TO DO: Copy, in full, each line of the material that holds the word "处取得最小值".
════════════════
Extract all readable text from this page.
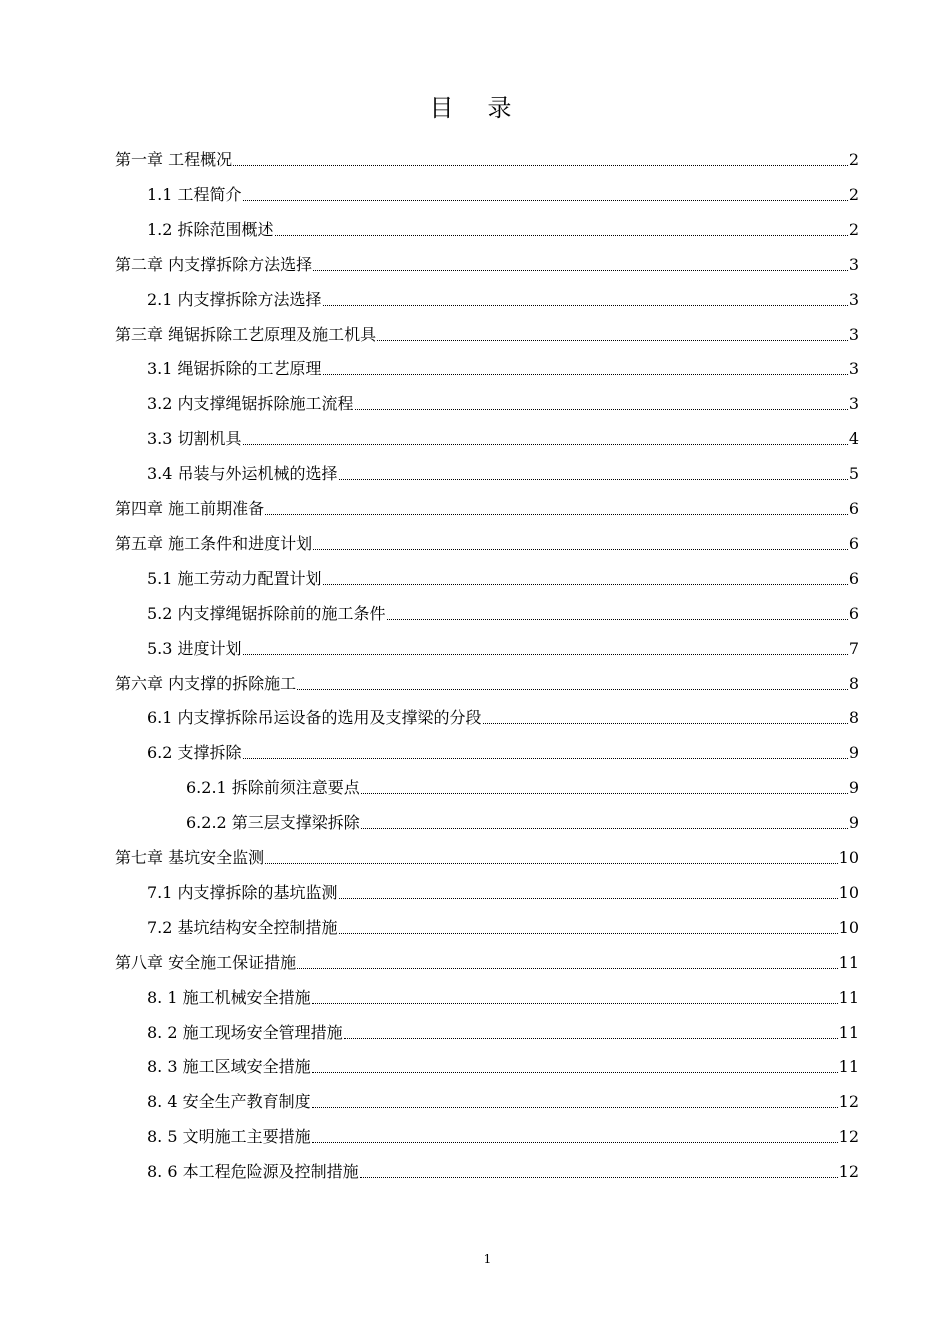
目录
第一章 工程概况	2
1.1 工程简介	2
1.2 拆除范围概述	2
第二章 内支撑拆除方法选择	3
2.1 内支撑拆除方法选择	3
第三章 绳锯拆除工艺原理及施工机具	3
3.1 绳锯拆除的工艺原理	3
3.2 内支撑绳锯拆除施工流程	3
3.3 切割机具	4
3.4 吊装与外运机械的选择	5
第四章 施工前期准备	6
第五章 施工条件和进度计划	6
5.1 施工劳动力配置计划	6
5.2 内支撑绳锯拆除前的施工条件	6
5.3 进度计划	7
第六章 内支撑的拆除施工	8
6.1 内支撑拆除吊运设备的选用及支撑梁的分段	8
6.2 支撑拆除	9
6.2.1 拆除前须注意要点	9
6.2.2 第三层支撑梁拆除	9
第七章 基坑安全监测	10
7.1 内支撑拆除的基坑监测	10
7.2 基坑结构安全控制措施	10
第八章 安全施工保证措施	11
8. 1 施工机械安全措施	11
8. 2 施工现场安全管理措施	11
8. 3 施工区域安全措施	11
8. 4 安全生产教育制度	12
8. 5 文明施工主要措施	12
8. 6 本工程危险源及控制措施	12
1
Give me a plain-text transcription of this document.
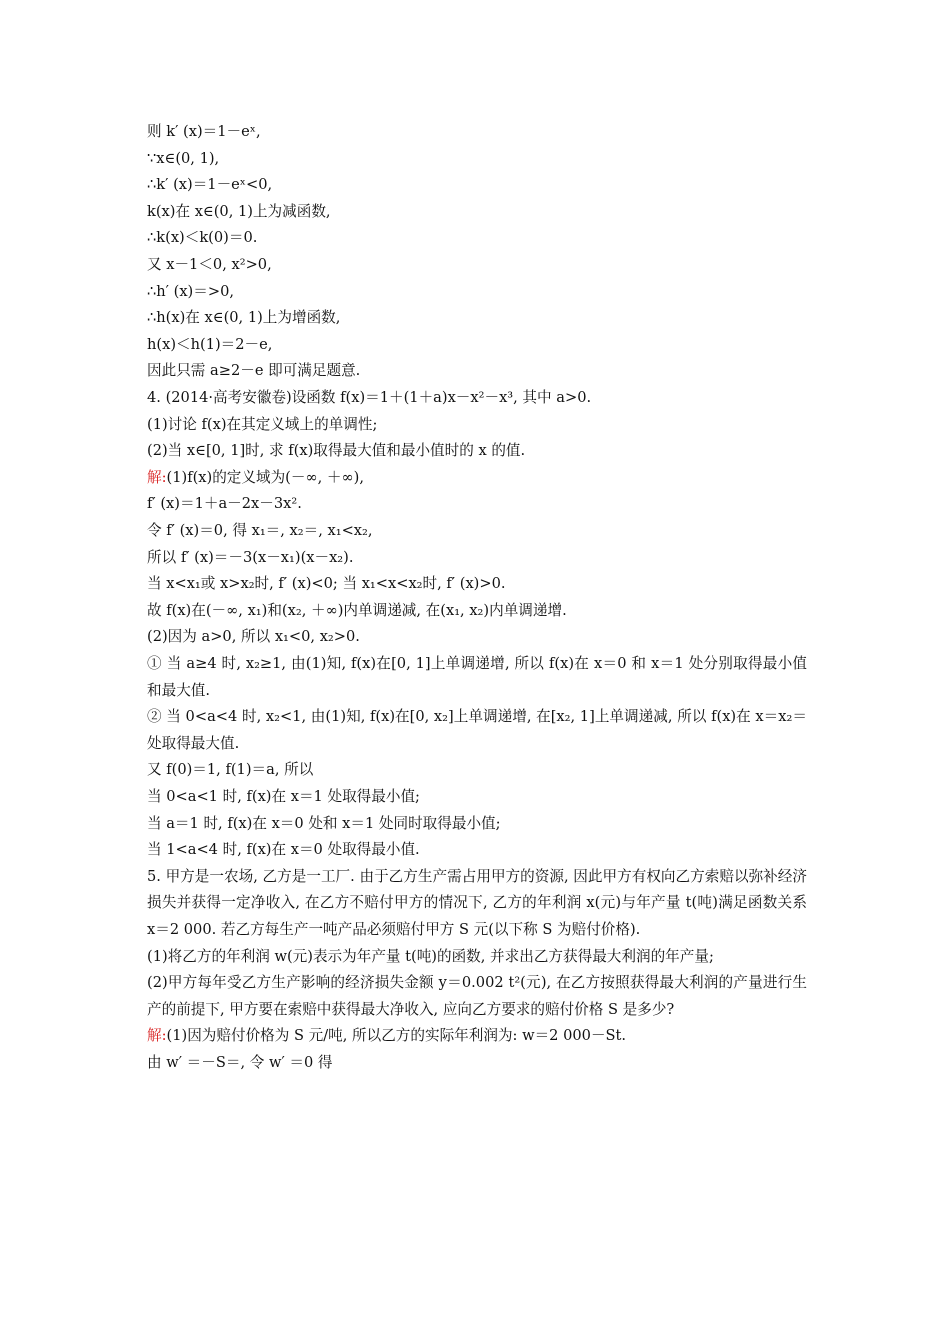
则 k′ (x)＝1－eˣ,
∵x∈(0, 1),
∴k′ (x)＝1－eˣ<0,
k(x)在 x∈(0, 1)上为减函数,
∴k(x)＜k(0)＝0.
又 x－1＜0, x²>0,
∴h′ (x)＝>0,
∴h(x)在 x∈(0, 1)上为增函数,
h(x)＜h(1)＝2－e,
因此只需 a≥2－e 即可满足题意.
4. (2014·高考安徽卷)设函数 f(x)＝1＋(1＋a)x－x²－x³, 其中 a>0.
(1)讨论 f(x)在其定义域上的单调性;
(2)当 x∈[0, 1]时, 求 f(x)取得最大值和最小值时的 x 的值.
解:(1)f(x)的定义域为(－∞, ＋∞),
f′ (x)＝1＋a－2x－3x².
令 f′ (x)＝0, 得 x₁＝, x₂＝, x₁<x₂,
所以 f′ (x)＝－3(x－x₁)(x－x₂).
当 x<x₁或 x>x₂时, f′ (x)<0; 当 x₁<x<x₂时, f′ (x)>0.
故 f(x)在(－∞, x₁)和(x₂, ＋∞)内单调递减, 在(x₁, x₂)内单调递增.
(2)因为 a>0, 所以 x₁<0, x₂>0.
① 当 a≥4 时, x₂≥1, 由(1)知, f(x)在[0, 1]上单调递增, 所以 f(x)在 x＝0 和 x＝1 处分别取得最小值和最大值.
② 当 0<a<4 时, x₂<1, 由(1)知, f(x)在[0, x₂]上单调递增, 在[x₂, 1]上单调递减, 所以 f(x)在 x＝x₂＝处取得最大值.
又 f(0)＝1, f(1)＝a, 所以
当 0<a<1 时, f(x)在 x＝1 处取得最小值;
当 a＝1 时, f(x)在 x＝0 处和 x＝1 处同时取得最小值;
当 1<a<4 时, f(x)在 x＝0 处取得最小值.
5. 甲方是一农场, 乙方是一工厂. 由于乙方生产需占用甲方的资源, 因此甲方有权向乙方索赔以弥补经济损失并获得一定净收入, 在乙方不赔付甲方的情况下, 乙方的年利润 x(元)与年产量 t(吨)满足函数关系 x＝2 000. 若乙方每生产一吨产品必须赔付甲方 S 元(以下称 S 为赔付价格).
(1)将乙方的年利润 w(元)表示为年产量 t(吨)的函数, 并求出乙方获得最大利润的年产量;
(2)甲方每年受乙方生产影响的经济损失金额 y＝0.002 t²(元), 在乙方按照获得最大利润的产量进行生产的前提下, 甲方要在索赔中获得最大净收入, 应向乙方要求的赔付价格 S 是多少?
解:(1)因为赔付价格为 S 元/吨, 所以乙方的实际年利润为: w＝2 000－St.
由 w′ ＝－S＝, 令 w′ ＝0 得
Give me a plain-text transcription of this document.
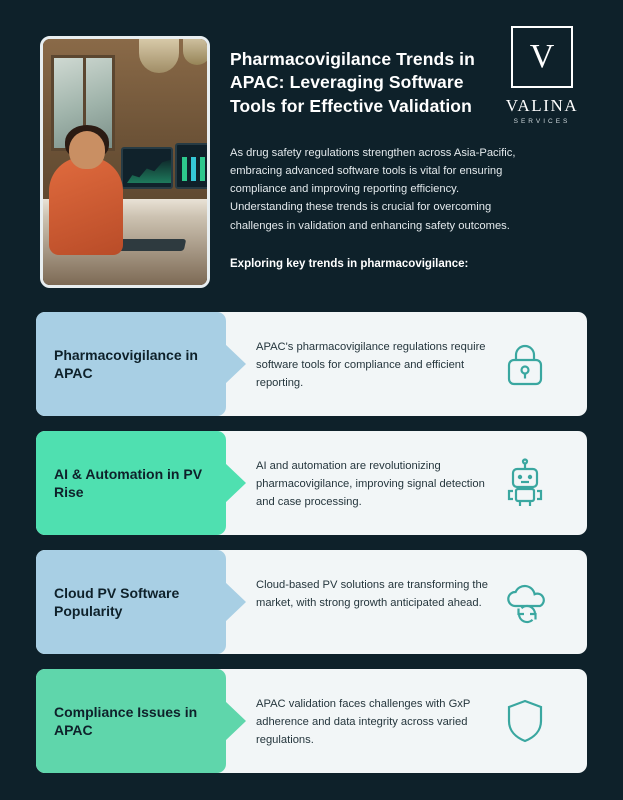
Pharmacovigilance Trends in APAC: Leveraging Software Tools for Effective Validation
As drug safety regulations strengthen across Asia-Pacific, embracing advanced software tools is vital for ensuring compliance and improving reporting efficiency. Understanding these trends is crucial for overcoming challenges in validation and enhancing safety outcomes.
Exploring key trends in pharmacovigilance:
V
VALINA
SERVICES
Pharmacovigilance in APAC
APAC's pharmacovigilance regulations require software tools for compliance and efficient reporting.
AI & Automation in PV Rise
AI and automation are revolutionizing pharmacovigilance, improving signal detection and case processing.
Cloud PV Software Popularity
Cloud-based PV solutions are transforming the market, with strong growth anticipated ahead.
Compliance Issues in APAC
APAC validation faces challenges with GxP adherence and data integrity across varied regulations.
════════════════
RESPONSE:
当 0<a<1 时, f(x)在 x＝1 处取得最小值;
当 1<a<4 时, f(x)在 x＝0 处取得最小值.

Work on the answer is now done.